Problems to solve:
a - In the passage about figs, in what town and state did the writer's mother grow up?
b - Reproduce a run of lines from the entries, character for character. Begin at the line that has "bar-segment — [29, 284, 111, 327]" and stop after the line that has "x-tick-label: 150% — [481, 451, 507, 462]".

Text to read:
#####

My grandfather had one fig tree in the back yard of the home where my mother grew up in Tupelo, Mississippi. My mother still remembers picking a perfectly ripe fig and popping it into her mouth when she was a little girl in the 1920’s. I have no memory of figs at all, since I grew up in central Vermont where figs cannot grow. The only mention of figs that I can remember were the packaged Fig Newton cookies, or the “Figgy Pudding” we sang about at Christmastime, but none of us had any idea what Figgy Pudding might be.

#####

Supplied entries:
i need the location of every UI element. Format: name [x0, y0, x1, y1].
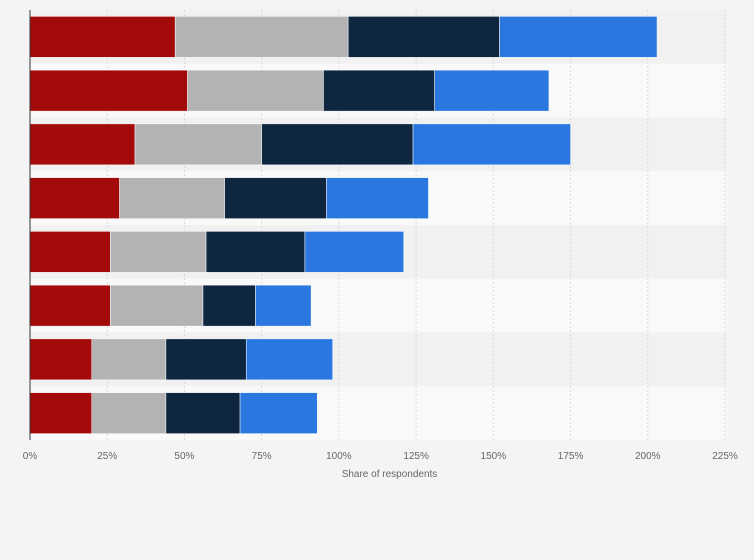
bar-segment — [29, 284, 111, 327]
x-tick-label: 100% — [326, 451, 352, 462]
bar-segment — [326, 177, 429, 219]
x-tick-label: 75% — [252, 451, 272, 462]
bar-segment — [91, 338, 167, 381]
bar-segment — [110, 284, 204, 327]
x-tick-label: 150% — [481, 451, 507, 462]
bar-segment — [434, 69, 550, 112]
bar-segment — [29, 69, 188, 112]
bar-segment — [205, 231, 306, 273]
bar-segment — [174, 16, 349, 58]
bar-segment — [224, 177, 327, 219]
bar-segment — [91, 392, 167, 434]
bar-segment — [165, 338, 247, 381]
bar-segment — [29, 16, 176, 58]
bar-segment — [165, 392, 241, 434]
bar-segment — [245, 338, 333, 381]
bar-segment — [412, 123, 571, 166]
x-tick-label: 200% — [635, 451, 661, 462]
bar-segment — [202, 284, 256, 327]
bar-segment — [110, 231, 207, 273]
x-tick-label: 175% — [558, 451, 584, 462]
bars — [29, 16, 658, 434]
bar-segment — [347, 16, 500, 58]
x-tick-label: 125% — [403, 451, 429, 462]
bar-segment — [255, 284, 312, 327]
bar-segment — [499, 16, 658, 58]
x-tick-labels: 0% 25% 50% 75% 100% 125% 150% 175% 200% 225% — [23, 451, 738, 462]
x-tick-label: 225% — [712, 451, 738, 462]
bar-segment — [29, 231, 111, 273]
bar-segment — [29, 392, 93, 434]
bar-segment — [304, 231, 405, 273]
bar-segment — [261, 123, 414, 166]
x-tick-label: 25% — [97, 451, 117, 462]
x-axis-title: Share of respondents — [342, 469, 438, 480]
x-tick-label: 50% — [174, 451, 194, 462]
bar-segment — [29, 123, 136, 166]
bar-segment — [119, 177, 225, 219]
bar-segment — [187, 69, 324, 112]
x-tick-label: 0% — [23, 451, 38, 462]
bar-segment — [29, 177, 120, 219]
bar-segment — [134, 123, 262, 166]
bar-segment — [239, 392, 318, 434]
bar-segment — [29, 338, 93, 381]
bar-segment — [323, 69, 435, 112]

#####

Results in order:
a - Tupelo, Mississippi.

b -
bar-segment — [29, 284, 111, 327]
x-tick-label: 100% — [326, 451, 352, 462]
bar-segment — [326, 177, 429, 219]
x-tick-label: 75% — [252, 451, 272, 462]
bar-segment — [91, 338, 167, 381]
bar-segment — [110, 284, 204, 327]
x-tick-label: 150% — [481, 451, 507, 462]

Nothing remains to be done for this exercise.